**Requirement**
Review the listing and copy each line that holds the word "screenshot".

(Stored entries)
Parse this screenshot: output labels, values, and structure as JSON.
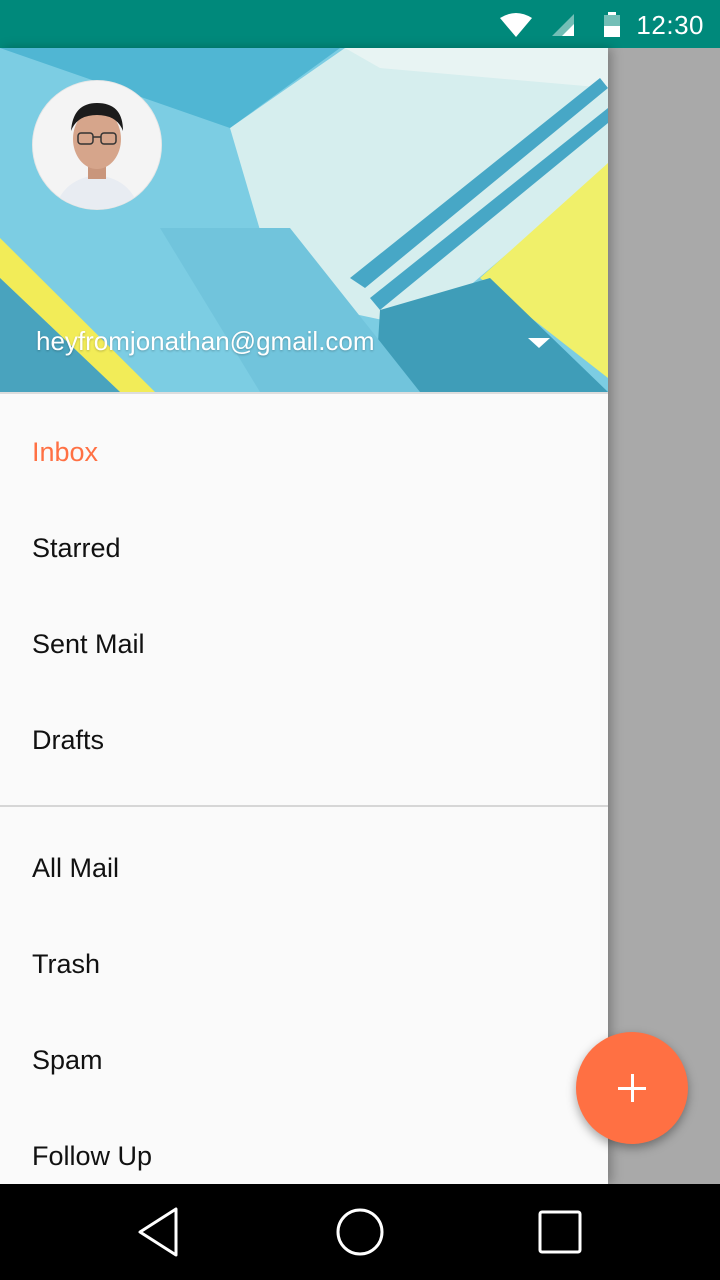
{
  "status_bar": {
    "time": "12:30",
    "icons": [
      "wifi-icon",
      "cellular-signal-icon",
      "battery-icon"
    ]
  },
  "drawer": {
    "account": {
      "email": "heyfromjonathan@gmail.com",
      "dropdown_icon": "arrow-drop-down-icon",
      "avatar_icon": "profile-photo"
    },
    "primary_items": [
      {
        "label": "Inbox",
        "active": true
      },
      {
        "label": "Starred",
        "active": false
      },
      {
        "label": "Sent Mail",
        "active": false
      },
      {
        "label": "Drafts",
        "active": false
      }
    ],
    "secondary_items": [
      {
        "label": "All Mail"
      },
      {
        "label": "Trash"
      },
      {
        "label": "Spam"
      },
      {
        "label": "Follow Up"
      }
    ]
  },
  "fab": {
    "icon": "plus-icon"
  },
  "nav_bar": {
    "icons": [
      "back-icon",
      "home-icon",
      "recents-icon"
    ]
  },
  "colors": {
    "status_bar": "#00897b",
    "accent": "#ff7043",
    "drawer_bg": "#fafafa",
    "scrim": "#ababab"
  }
}
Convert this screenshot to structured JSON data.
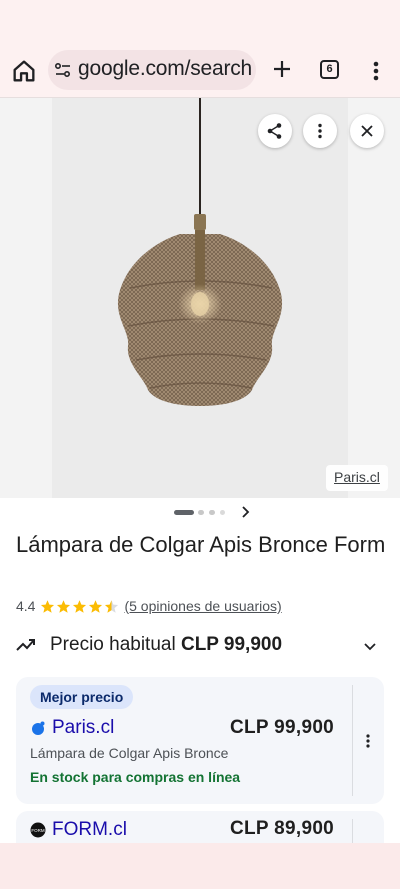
{
  "browser": {
    "url": "google.com/search",
    "tab_count": "6",
    "icons": {
      "home": "home-icon",
      "site_info": "tune-icon",
      "new_tab": "plus-icon",
      "menu": "more-vert-icon"
    }
  },
  "viewer": {
    "source_label": "Paris.cl",
    "carousel_pages": 4,
    "carousel_active": 0,
    "actions": [
      "share-icon",
      "more-vert-icon",
      "close-icon"
    ]
  },
  "product": {
    "title": "Lámpara de Colgar Apis Bronce Form",
    "rating": "4.4",
    "stars": 4.5,
    "reviews": "(5 opiniones de usuarios)",
    "price_label": "Precio habitual",
    "price_value": "CLP 99,900"
  },
  "offers": [
    {
      "badge": "Mejor precio",
      "store": "Paris.cl",
      "price": "CLP 99,900",
      "description": "Lámpara de Colgar Apis Bronce",
      "stock": "En stock para compras en línea",
      "logo_color": "#1a73e8"
    },
    {
      "store": "FORM.cl",
      "price": "CLP 89,900",
      "logo_text": "FORM"
    }
  ],
  "colors": {
    "link": "#1a0dab",
    "stock": "#137333",
    "star": "#fbbc04",
    "badge_bg": "#dbe5fb"
  }
}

**Response to the exercise**
Parse this screenshot: output labels, values, and structure as JSON.
Convert this screenshot to structured JSON data.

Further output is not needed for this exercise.